== EXERCISE TASK ==
Return the whole listing, line for line, without the pictures in it.

== PROVIDED ENTRIES ==

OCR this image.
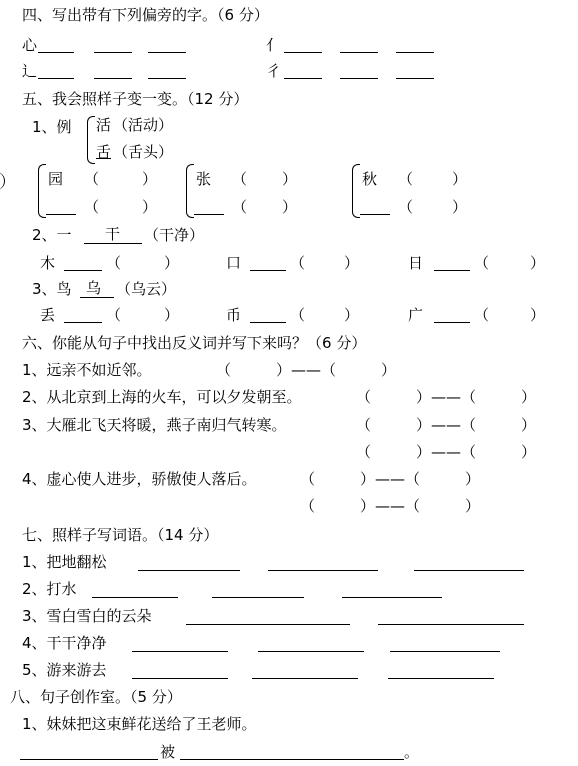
四、写出带有下列偏旁的字。（6 分）
心	亻
辶	彳
五、我会照样子变一变。（12 分）
1、例 活 （活动）
舌 （舌头）
园 （	）
（	）
张 （ ）
（ ）
秋 （	）
（	）
2、一 干 （干净）
木	（	）	口	（	）	日	（	）
3、鸟 乌 （乌云）
丢	（	）	币	（	）	广	（	）
六、你能从句子中找出反义词并写下来吗？（6 分）
1、远亲不如近邻。	（　　　）——（　　　）
2、从北京到上海的火车，可以夕发朝至。	（　　　）——（　　　）
3、大雁北飞天将暖，燕子南归气转寒。	（　　　）——（　　　）
（　　　）——（　　　）
4、虚心使人进步，骄傲使人落后。	（　　　）——（　　　）
（　　　）——（　　　）
七、照样子写词语。（14 分）
1、把地翻松
2、打水
3、雪白雪白的云朵
4、干干净净
5、游来游去
八、句子创作室。（5 分）
1、妹妹把这束鲜花送给了王老师。
被	。
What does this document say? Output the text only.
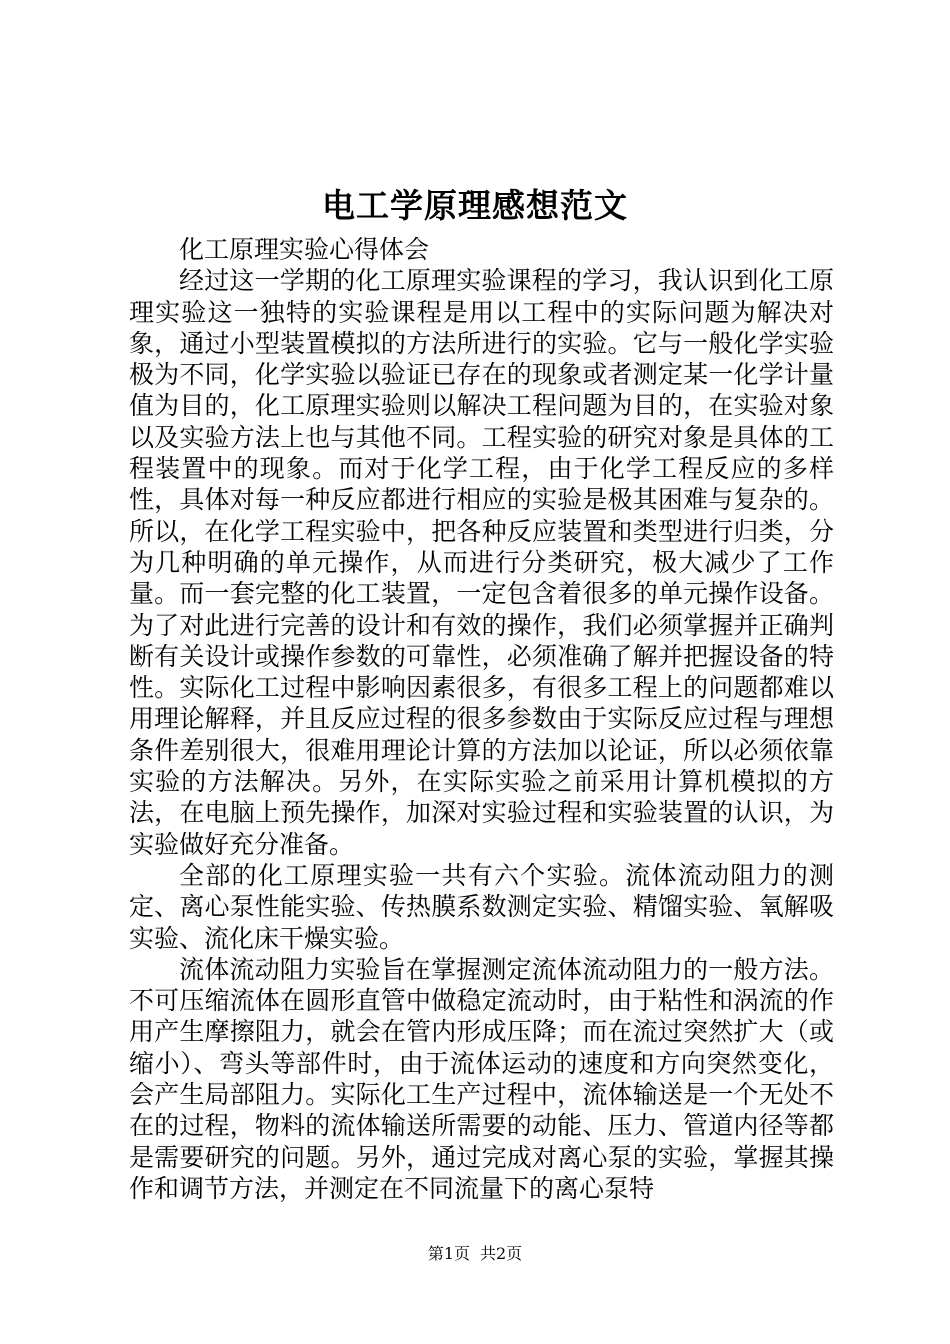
电工学原理感想范文

化工原理实验心得体会

经过这一学期的化工原理实验课程的学习，我认识到化工原理实验这一独特的实验课程是用以工程中的实际问题为解决对象，通过小型装置模拟的方法所进行的实验。它与一般化学实验极为不同，化学实验以验证已存在的现象或者测定某一化学计量值为目的，化工原理实验则以解决工程问题为目的，在实验对象以及实验方法上也与其他不同。工程实验的研究对象是具体的工程装置中的现象。而对于化学工程，由于化学工程反应的多样性，具体对每一种反应都进行相应的实验是极其困难与复杂的。所以，在化学工程实验中，把各种反应装置和类型进行归类，分为几种明确的单元操作，从而进行分类研究，极大减少了工作量。而一套完整的化工装置，一定包含着很多的单元操作设备。为了对此进行完善的设计和有效的操作，我们必须掌握并正确判断有关设计或操作参数的可靠性，必须准确了解并把握设备的特性。实际化工过程中影响因素很多，有很多工程上的问题都难以用理论解释，并且反应过程的很多参数由于实际反应过程与理想条件差别很大，很难用理论计算的方法加以论证，所以必须依靠实验的方法解决。另外，在实际实验之前采用计算机模拟的方法，在电脑上预先操作，加深对实验过程和实验装置的认识，为实验做好充分准备。

全部的化工原理实验一共有六个实验。流体流动阻力的测定、离心泵性能实验、传热膜系数测定实验、精馏实验、氧解吸实验、流化床干燥实验。

流体流动阻力实验旨在掌握测定流体流动阻力的一般方法。不可压缩流体在圆形直管中做稳定流动时，由于粘性和涡流的作用产生摩擦阻力，就会在管内形成压降；而在流过突然扩大（或缩小）、弯头等部件时，由于流体运动的速度和方向突然变化，会产生局部阻力。实际化工生产过程中，流体输送是一个无处不在的过程，物料的流体输送所需要的动能、压力、管道内径等都是需要研究的问题。另外，通过完成对离心泵的实验，掌握其操作和调节方法，并测定在不同流量下的离心泵特

第1页 共2页
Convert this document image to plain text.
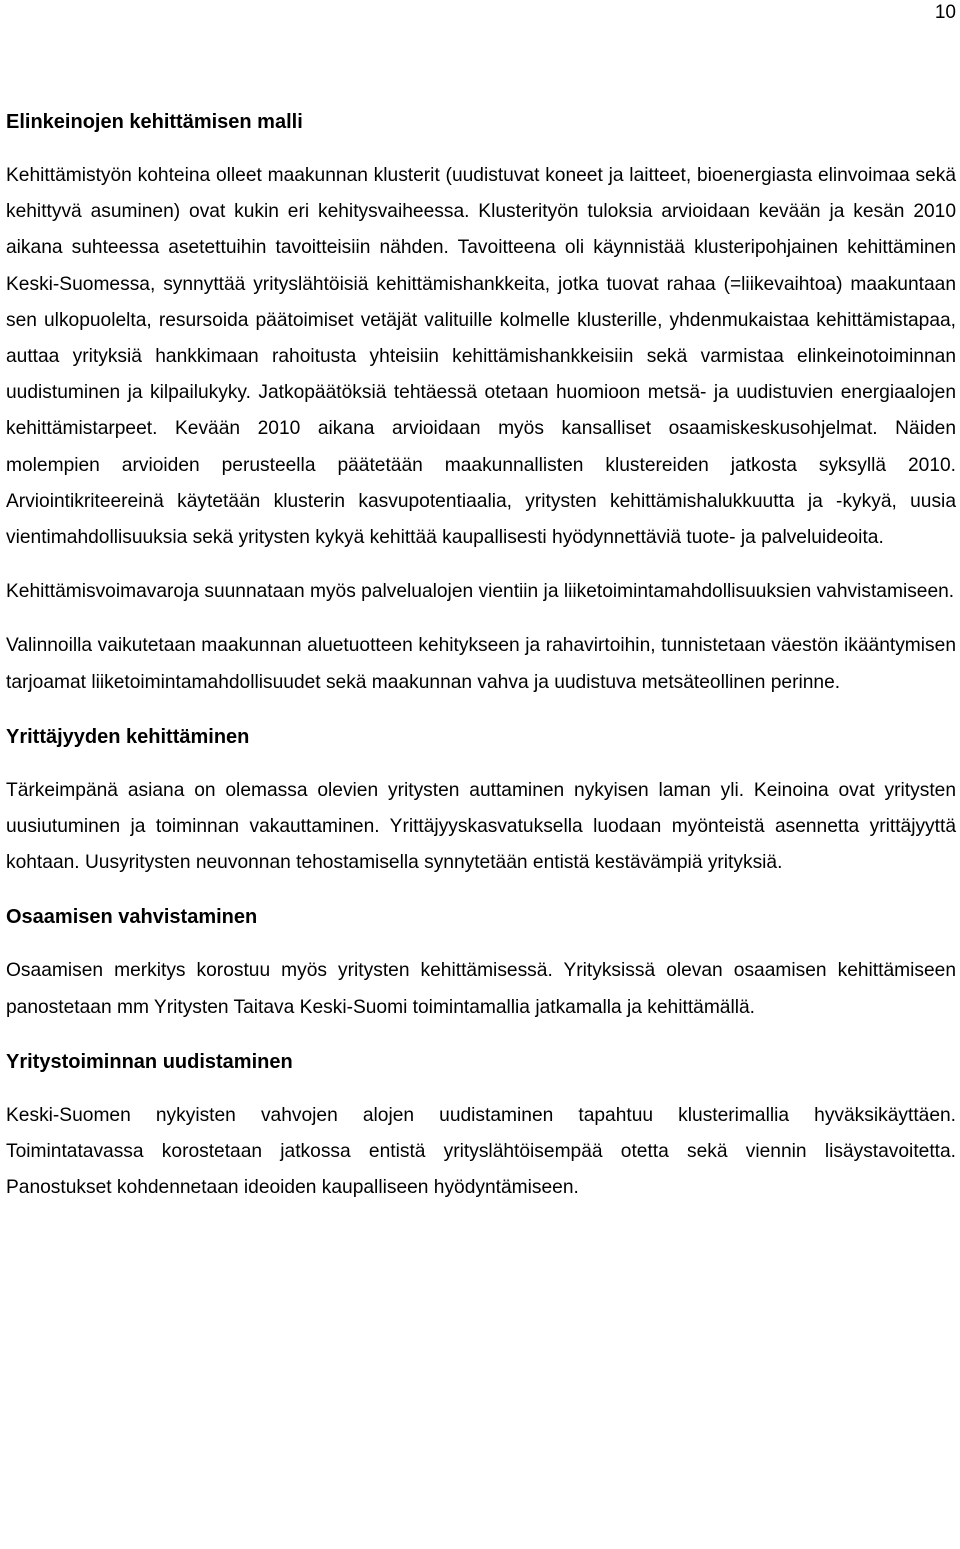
10
Elinkeinojen kehittämisen malli

Kehittämistyön kohteina olleet maakunnan klusterit (uudistuvat koneet ja laitteet, bioenergiasta elinvoimaa sekä kehittyvä asuminen) ovat kukin eri kehitysvaiheessa. Klusterityön tuloksia arvioidaan kevään ja kesän 2010 aikana suhteessa asetettuihin tavoitteisiin nähden. Tavoitteena oli käynnistää klusteripohjainen kehittäminen Keski-Suomessa, synnyttää yrityslähtöisiä kehittämishankkeita, jotka tuovat rahaa (=liikevaihtoa) maakuntaan sen ulkopuolelta, resursoida päätoimiset vetäjät valituille kolmelle klusterille, yhdenmukaistaa kehittämistapaa, auttaa yrityksiä hankkimaan rahoitusta yhteisiin kehittämishankkeisiin sekä varmistaa elinkeinotoiminnan uudistuminen ja kilpailukyky. Jatkopäätöksiä tehtäessä otetaan huomioon metsä- ja uudistuvien energiaalojen kehittämistarpeet. Kevään 2010 aikana arvioidaan myös kansalliset osaamiskeskusohjelmat. Näiden molempien arvioiden perusteella päätetään maakunnallisten klustereiden jatkosta syksyllä 2010. Arviointikriteereinä käytetään klusterin kasvupotentiaalia, yritysten kehittämishalukkuutta ja -kykyä, uusia vientimahdollisuuksia sekä yritysten kykyä kehittää kaupallisesti hyödynnettäviä tuote- ja palveluideoita.

Kehittämisvoimavaroja suunnataan myös palvelualojen vientiin ja liiketoimintamahdollisuuksien vahvistamiseen.

Valinnoilla vaikutetaan maakunnan aluetuotteen kehitykseen ja rahavirtoihin, tunnistetaan väestön ikääntymisen tarjoamat liiketoimintamahdollisuudet sekä maakunnan vahva ja uudistuva metsäteollinen perinne.

Yrittäjyyden kehittäminen

Tärkeimpänä asiana on olemassa olevien yritysten auttaminen nykyisen laman yli. Keinoina ovat yritysten uusiutuminen ja toiminnan vakauttaminen. Yrittäjyyskasvatuksella luodaan myönteistä asennetta yrittäjyyttä kohtaan. Uusyritysten neuvonnan tehostamisella synnytetään entistä kestävämpiä yrityksiä.

Osaamisen vahvistaminen

Osaamisen merkitys korostuu myös yritysten kehittämisessä. Yrityksissä olevan osaamisen kehittämiseen panostetaan mm Yritysten Taitava Keski-Suomi toimintamallia jatkamalla ja kehittämällä.

Yritystoiminnan uudistaminen

Keski-Suomen nykyisten vahvojen alojen uudistaminen tapahtuu klusterimallia hyväksikäyttäen. Toimintatavassa korostetaan jatkossa entistä yrityslähtöisempää otetta sekä viennin lisäystavoitetta. Panostukset kohdennetaan ideoiden kaupalliseen hyödyntämiseen.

== TASK RESULT ==
OCR this image.
四、写出带有下列偏旁的字。（6 分）
心	亻
辶	彳
五、我会照样子变一变。（12 分）
1、例 活 （活动）
舌 （舌头）
园 （	）
（	）
张 （ ）
（ ）
秋 （	）
（	）
2、一 干 （干净）
木	（	）	口	（	）	日	（	）
3、鸟 乌 （乌云）
丢	（	）	币	（	）	广	（	）
六、你能从句子中找出反义词并写下来吗？（6 分）
1、远亲不如近邻。	（　　　）——（　　　）
2、从北京到上海的火车，可以夕发朝至。	（　　　）——（　　　）
3、大雁北飞天将暖，燕子南归气转寒。	（　　　）——（　　　）
（　　　）——（　　　）
4、虚心使人进步，骄傲使人落后。	（　　　）——（　　　）
（　　　）——（　　　）
七、照样子写词语。（14 分）
1、把地翻松
2、打水
3、雪白雪白的云朵
4、干干净净
5、游来游去
八、句子创作室。（5 分）
1、妹妹把这束鲜花送给了王老师。
被	。
What does this document say? Output the text only.
电工学原理感想范文

化工原理实验心得体会

经过这一学期的化工原理实验课程的学习，我认识到化工原理实验这一独特的实验课程是用以工程中的实际问题为解决对象，通过小型装置模拟的方法所进行的实验。它与一般化学实验极为不同，化学实验以验证已存在的现象或者测定某一化学计量值为目的，化工原理实验则以解决工程问题为目的，在实验对象以及实验方法上也与其他不同。工程实验的研究对象是具体的工程装置中的现象。而对于化学工程，由于化学工程反应的多样性，具体对每一种反应都进行相应的实验是极其困难与复杂的。所以，在化学工程实验中，把各种反应装置和类型进行归类，分为几种明确的单元操作，从而进行分类研究，极大减少了工作量。而一套完整的化工装置，一定包含着很多的单元操作设备。为了对此进行完善的设计和有效的操作，我们必须掌握并正确判断有关设计或操作参数的可靠性，必须准确了解并把握设备的特性。实际化工过程中影响因素很多，有很多工程上的问题都难以用理论解释，并且反应过程的很多参数由于实际反应过程与理想条件差别很大，很难用理论计算的方法加以论证，所以必须依靠实验的方法解决。另外，在实际实验之前采用计算机模拟的方法，在电脑上预先操作，加深对实验过程和实验装置的认识，为实验做好充分准备。

全部的化工原理实验一共有六个实验。流体流动阻力的测定、离心泵性能实验、传热膜系数测定实验、精馏实验、氧解吸实验、流化床干燥实验。

流体流动阻力实验旨在掌握测定流体流动阻力的一般方法。不可压缩流体在圆形直管中做稳定流动时，由于粘性和涡流的作用产生摩擦阻力，就会在管内形成压降；而在流过突然扩大（或缩小）、弯头等部件时，由于流体运动的速度和方向突然变化，会产生局部阻力。实际化工生产过程中，流体输送是一个无处不在的过程，物料的流体输送所需要的动能、压力、管道内径等都是需要研究的问题。另外，通过完成对离心泵的实验，掌握其操作和调节方法，并测定在不同流量下的离心泵特

第1页 共2页
Convert this document image to plain text.
10
Elinkeinojen kehittämisen malli

Kehittämistyön kohteina olleet maakunnan klusterit (uudistuvat koneet ja laitteet, bioenergiasta elinvoimaa sekä kehittyvä asuminen) ovat kukin eri kehitysvaiheessa. Klusterityön tuloksia arvioidaan kevään ja kesän 2010 aikana suhteessa asetettuihin tavoitteisiin nähden. Tavoitteena oli käynnistää klusteripohjainen kehittäminen Keski-Suomessa, synnyttää yrityslähtöisiä kehittämishankkeita, jotka tuovat rahaa (=liikevaihtoa) maakuntaan sen ulkopuolelta, resursoida päätoimiset vetäjät valituille kolmelle klusterille, yhdenmukaistaa kehittämistapaa, auttaa yrityksiä hankkimaan rahoitusta yhteisiin kehittämishankkeisiin sekä varmistaa elinkeinotoiminnan uudistuminen ja kilpailukyky. Jatkopäätöksiä tehtäessä otetaan huomioon metsä- ja uudistuvien energiaalojen kehittämistarpeet. Kevään 2010 aikana arvioidaan myös kansalliset osaamiskeskusohjelmat. Näiden molempien arvioiden perusteella päätetään maakunnallisten klustereiden jatkosta syksyllä 2010. Arviointikriteereinä käytetään klusterin kasvupotentiaalia, yritysten kehittämishalukkuutta ja -kykyä, uusia vientimahdollisuuksia sekä yritysten kykyä kehittää kaupallisesti hyödynnettäviä tuote- ja palveluideoita.

Kehittämisvoimavaroja suunnataan myös palvelualojen vientiin ja liiketoimintamahdollisuuksien vahvistamiseen.

Valinnoilla vaikutetaan maakunnan aluetuotteen kehitykseen ja rahavirtoihin, tunnistetaan väestön ikääntymisen tarjoamat liiketoimintamahdollisuudet sekä maakunnan vahva ja uudistuva metsäteollinen perinne.

Yrittäjyyden kehittäminen

Tärkeimpänä asiana on olemassa olevien yritysten auttaminen nykyisen laman yli. Keinoina ovat yritysten uusiutuminen ja toiminnan vakauttaminen. Yrittäjyyskasvatuksella luodaan myönteistä asennetta yrittäjyyttä kohtaan. Uusyritysten neuvonnan tehostamisella synnytetään entistä kestävämpiä yrityksiä.

Osaamisen vahvistaminen

Osaamisen merkitys korostuu myös yritysten kehittämisessä. Yrityksissä olevan osaamisen kehittämiseen panostetaan mm Yritysten Taitava Keski-Suomi toimintamallia jatkamalla ja kehittämällä.

Yritystoiminnan uudistaminen

Keski-Suomen nykyisten vahvojen alojen uudistaminen tapahtuu klusterimallia hyväksikäyttäen. Toimintatavassa korostetaan jatkossa entistä yrityslähtöisempää otetta sekä viennin lisäystavoitetta. Panostukset kohdennetaan ideoiden kaupalliseen hyödyntämiseen.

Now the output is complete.